══ MATERIAL ══

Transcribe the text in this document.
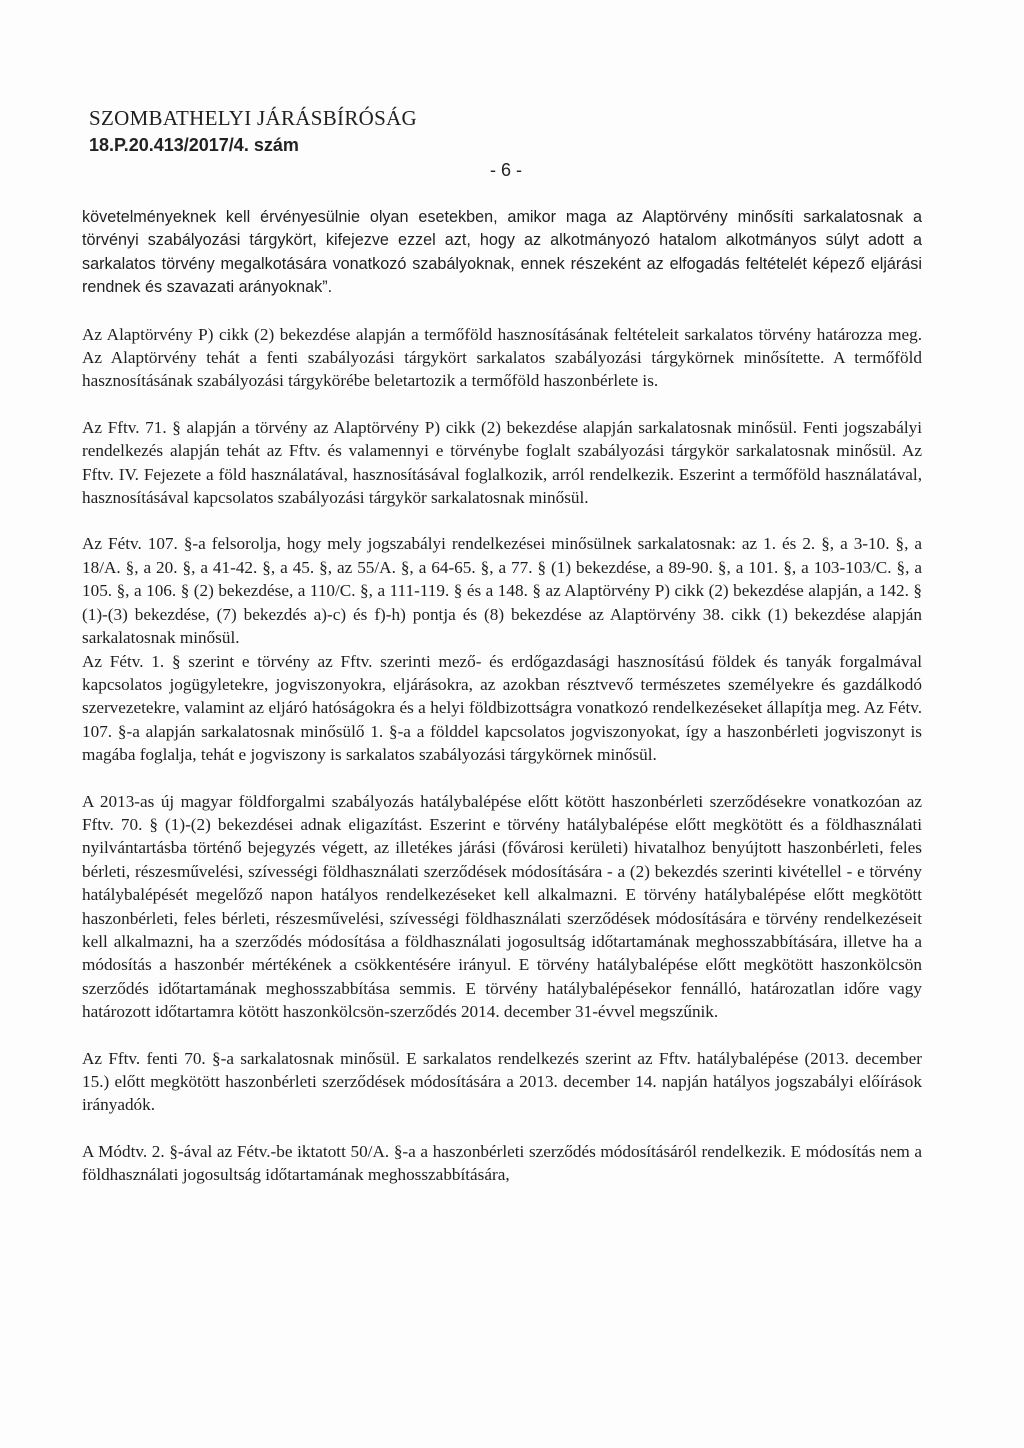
SZOMBATHELYI JÁRÁSBÍRÓSÁG

18.P.20.413/2017/4. szám

- 6 -

követelményeknek kell érvényesülnie olyan esetekben, amikor maga az Alaptörvény minősíti sarkalatosnak a törvényi szabályozási tárgykört, kifejezve ezzel azt, hogy az alkotmányozó hatalom alkotmányos súlyt adott a sarkalatos törvény megalkotására vonatkozó szabályoknak, ennek részeként az elfogadás feltételét képező eljárási rendnek és szavazati arányoknak”.

Az Alaptörvény P) cikk (2) bekezdése alapján a termőföld hasznosításának feltételeit sarkalatos törvény határozza meg. Az Alaptörvény tehát a fenti szabályozási tárgykört sarkalatos szabályozási tárgykörnek minősítette. A termőföld hasznosításának szabályozási tárgykörébe beletartozik a termőföld haszonbérlete is.

Az Fftv. 71. § alapján a törvény az Alaptörvény P) cikk (2) bekezdése alapján sarkalatosnak minősül. Fenti jogszabályi rendelkezés alapján tehát az Fftv. és valamennyi e törvénybe foglalt szabályozási tárgykör sarkalatosnak minősül. Az Fftv. IV. Fejezete a föld használatával, hasznosításával foglalkozik, arról rendelkezik. Eszerint a termőföld használatával, hasznosításával kapcsolatos szabályozási tárgykör sarkalatosnak minősül.

Az Fétv. 107. §-a felsorolja, hogy mely jogszabályi rendelkezései minősülnek sarkalatosnak: az 1. és 2. §, a 3-10. §, a 18/A. §, a 20. §, a 41-42. §, a 45. §, az 55/A. §, a 64-65. §, a 77. § (1) bekezdése, a 89-90. §, a 101. §, a 103-103/C. §, a 105. §, a 106. § (2) bekezdése, a 110/C. §, a 111-119. § és a 148. § az Alaptörvény P) cikk (2) bekezdése alapján, a 142. § (1)-(3) bekezdése, (7) bekezdés a)-c) és f)-h) pontja és (8) bekezdése az Alaptörvény 38. cikk (1) bekezdése alapján sarkalatosnak minősül.

Az Fétv. 1. § szerint e törvény az Fftv. szerinti mező- és erdőgazdasági hasznosítású földek és tanyák forgalmával kapcsolatos jogügyletekre, jogviszonyokra, eljárásokra, az azokban résztvevő természetes személyekre és gazdálkodó szervezetekre, valamint az eljáró hatóságokra és a helyi földbizottságra vonatkozó rendelkezéseket állapítja meg. Az Fétv. 107. §-a alapján sarkalatosnak minősülő 1. §-a a földdel kapcsolatos jogviszonyokat, így a haszonbérleti jogviszonyt is magába foglalja, tehát e jogviszony is sarkalatos szabályozási tárgykörnek minősül.

A 2013-as új magyar földforgalmi szabályozás hatálybalépése előtt kötött haszonbérleti szerződésekre vonatkozóan az Fftv. 70. § (1)-(2) bekezdései adnak eligazítást. Eszerint e törvény hatálybalépése előtt megkötött és a földhasználati nyilvántartásba történő bejegyzés végett, az illetékes járási (fővárosi kerületi) hivatalhoz benyújtott haszonbérleti, feles bérleti, részesművelési, szívességi földhasználati szerződések módosítására - a (2) bekezdés szerinti kivétellel - e törvény hatálybalépését megelőző napon hatályos rendelkezéseket kell alkalmazni. E törvény hatálybalépése előtt megkötött haszonbérleti, feles bérleti, részesművelési, szívességi földhasználati szerződések módosítására e törvény rendelkezéseit kell alkalmazni, ha a szerződés módosítása a földhasználati jogosultság időtartamának meghosszabbítására, illetve ha a módosítás a haszonbér mértékének a csökkentésére irányul. E törvény hatálybalépése előtt megkötött haszonkölcsön szerződés időtartamának meghosszabbítása semmis. E törvény hatálybalépésekor fennálló, határozatlan időre vagy határozott időtartamra kötött haszonkölcsön-szerződés 2014. december 31-évvel megszűnik.

Az Fftv. fenti 70. §-a sarkalatosnak minősül. E sarkalatos rendelkezés szerint az Fftv. hatálybalépése (2013. december 15.) előtt megkötött haszonbérleti szerződések módosítására a 2013. december 14. napján hatályos jogszabályi előírások irányadók.

A Módtv. 2. §-ával az Fétv.-be iktatott 50/A. §-a a haszonbérleti szerződés módosításáról rendelkezik. E módosítás nem a földhasználati jogosultság időtartamának meghosszabbítására,
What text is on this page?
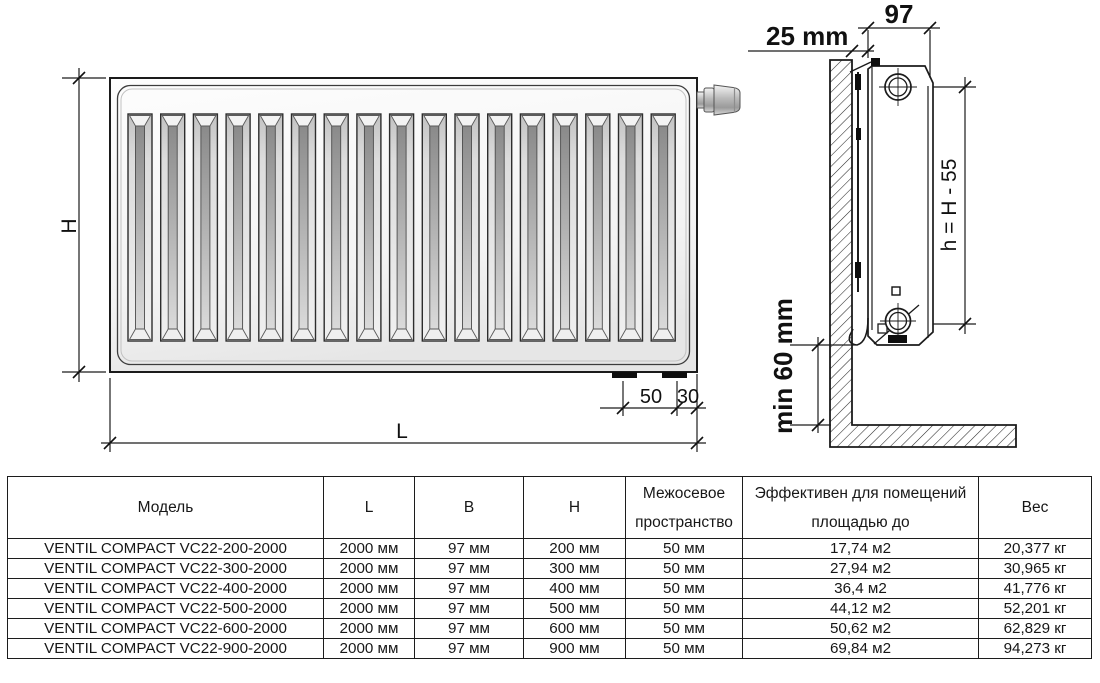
H
L
50 30
97
25 mm
h = H - 55
min 60 mm
Модель	L	B	H	Межосевое пространство	Эффективен для помещений площадью до	Вес
VENTIL COMPACT VC22-200-2000	2000 мм	97 мм	200 мм	50 мм	17,74 м2	20,377 кг
VENTIL COMPACT VC22-300-2000	2000 мм	97 мм	300 мм	50 мм	27,94 м2	30,965 кг
VENTIL COMPACT VC22-400-2000	2000 мм	97 мм	400 мм	50 мм	36,4 м2	41,776 кг
VENTIL COMPACT VC22-500-2000	2000 мм	97 мм	500 мм	50 мм	44,12 м2	52,201 кг
VENTIL COMPACT VC22-600-2000	2000 мм	97 мм	600 мм	50 мм	50,62 м2	62,829 кг
VENTIL COMPACT VC22-900-2000	2000 мм	97 мм	900 мм	50 мм	69,84 м2	94,273 кг
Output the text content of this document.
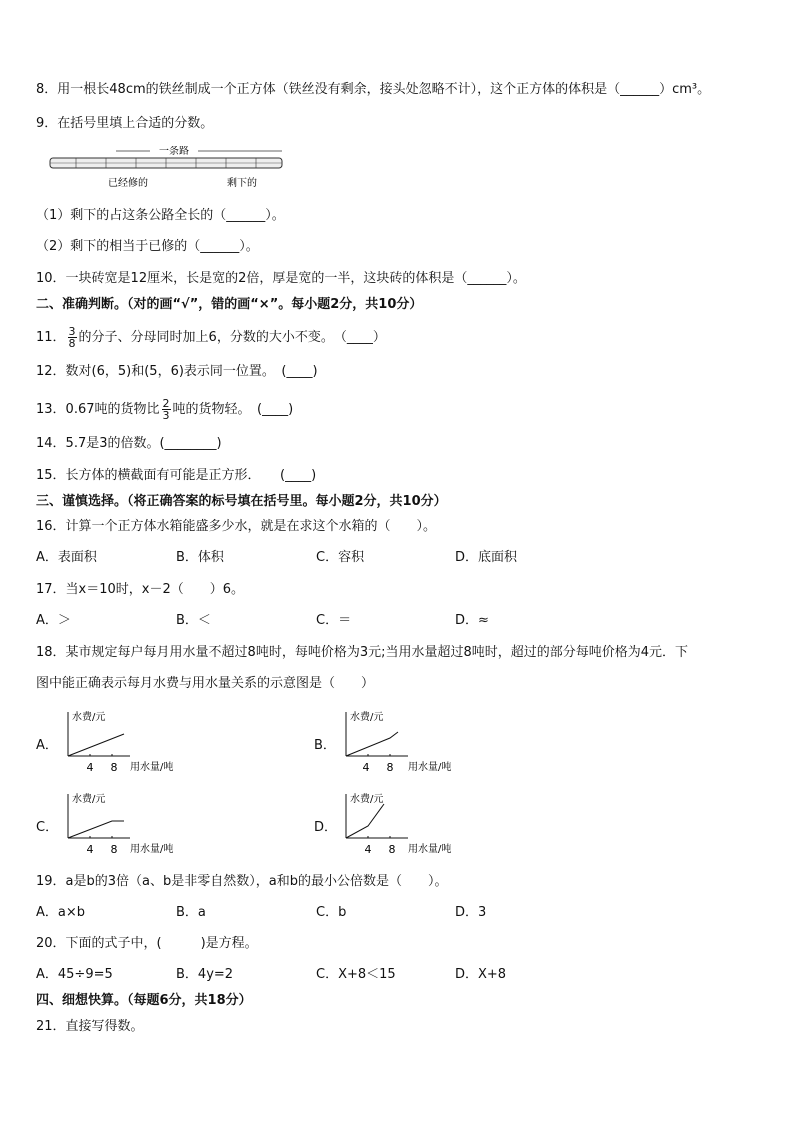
8．用一根长48cm的铁丝制成一个正方体（铁丝没有剩余，接头处忽略不计），这个正方体的体积是（______）cm³。
9．在括号里填上合适的分数。
一条路
已经修的	剩下的
（1）剩下的占这条公路全长的（______）。
（2）剩下的相当于已修的（______）。
10．一块砖宽是12厘米，长是宽的2倍，厚是宽的一半，这块砖的体积是（______）。
二、准确判断。（对的画“√”，错的画“×”。每小题2分，共10分）
11． $\frac{3}{8}$ 的分子、分母同时加上6，分数的大小不变。　（____）
12．数对(6，5)和(5，6)表示同一位置。　(____)
13．0.67吨的货物比 $\frac{2}{3}$ 吨的货物轻。　(____)
14．5.7是3的倍数。(________)
15．长方体的横截面有可能是正方形．　　(____)
三、谨慎选择。（将正确答案的标号填在括号里。每小题2分，共10分）
16．计算一个正方体水箱能盛多少水，就是在求这个水箱的（　　）。
A．表面积	B．体积	C．容积	D．底面积
17．当x＝10时，x－2（　　）6。
A．＞	B．＜	C．＝	D．≈
18．某市规定每户每月用水量不超过8吨时，每吨价格为3元;当用水量超过8吨时，超过的部分每吨价格为4元．下
图中能正确表示每月水费与用水量关系的示意图是（　　）
A．
水费/元
4 8 用水量/吨
B．
水费/元
4 8 用水量/吨
C．
水费/元
4 8 用水量/吨
D．
水费/元
4 8 用水量/吨
19．a是b的3倍（a、b是非零自然数），a和b的最小公倍数是（　　）。
A．a×b	B．a	C．b	D．3
20．下面的式子中，(　　　)是方程。
A．45÷9=5	B．4y=2	C．X+8＜15	D．X+8
四、细想快算。（每题6分，共18分）
21．直接写得数。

═══

> **WHAT THIS TASK INVOLVES**
Copy each line of the listing that contains the string "Eszerint".

> **FINISHED TASK**
Az Fftv. 71. § alapján a törvény az Alaptörvény P) cikk (2) bekezdése alapján sarkalatosnak minősül. Fenti jogszabályi rendelkezés alapján tehát az Fftv. és valamennyi e törvénybe foglalt szabályozási tárgykör sarkalatosnak minősül. Az Fftv. IV. Fejezete a föld használatával, hasznosításával foglalkozik, arról rendelkezik. Eszerint a termőföld használatával, hasznosításával kapcsolatos szabályozási tárgykör sarkalatosnak minősül.
A 2013-as új magyar földforgalmi szabályozás hatálybalépése előtt kötött haszonbérleti szerződésekre vonatkozóan az Fftv. 70. § (1)-(2) bekezdései adnak eligazítást. Eszerint e törvény hatálybalépése előtt megkötött és a földhasználati nyilvántartásba történő bejegyzés végett, az illetékes járási (fővárosi kerületi) hivatalhoz benyújtott haszonbérleti, feles bérleti, részesművelési, szívességi földhasználati szerződések módosítására - a (2) bekezdés szerinti kivétellel - e törvény hatálybalépését megelőző napon hatályos rendelkezéseket kell alkalmazni. E törvény hatálybalépése előtt megkötött haszonbérleti, feles bérleti, részesművelési, szívességi földhasználati szerződések módosítására e törvény rendelkezéseit kell alkalmazni, ha a szerződés módosítása a földhasználati jogosultság időtartamának meghosszabbítására, illetve ha a módosítás a haszonbér mértékének a csökkentésére irányul. E törvény hatálybalépése előtt megkötött haszonkölcsön szerződés időtartamának meghosszabbítása semmis. E törvény hatálybalépésekor fennálló, határozatlan időre vagy határozott időtartamra kötött haszonkölcsön-szerződés 2014. december 31-évvel megszűnik.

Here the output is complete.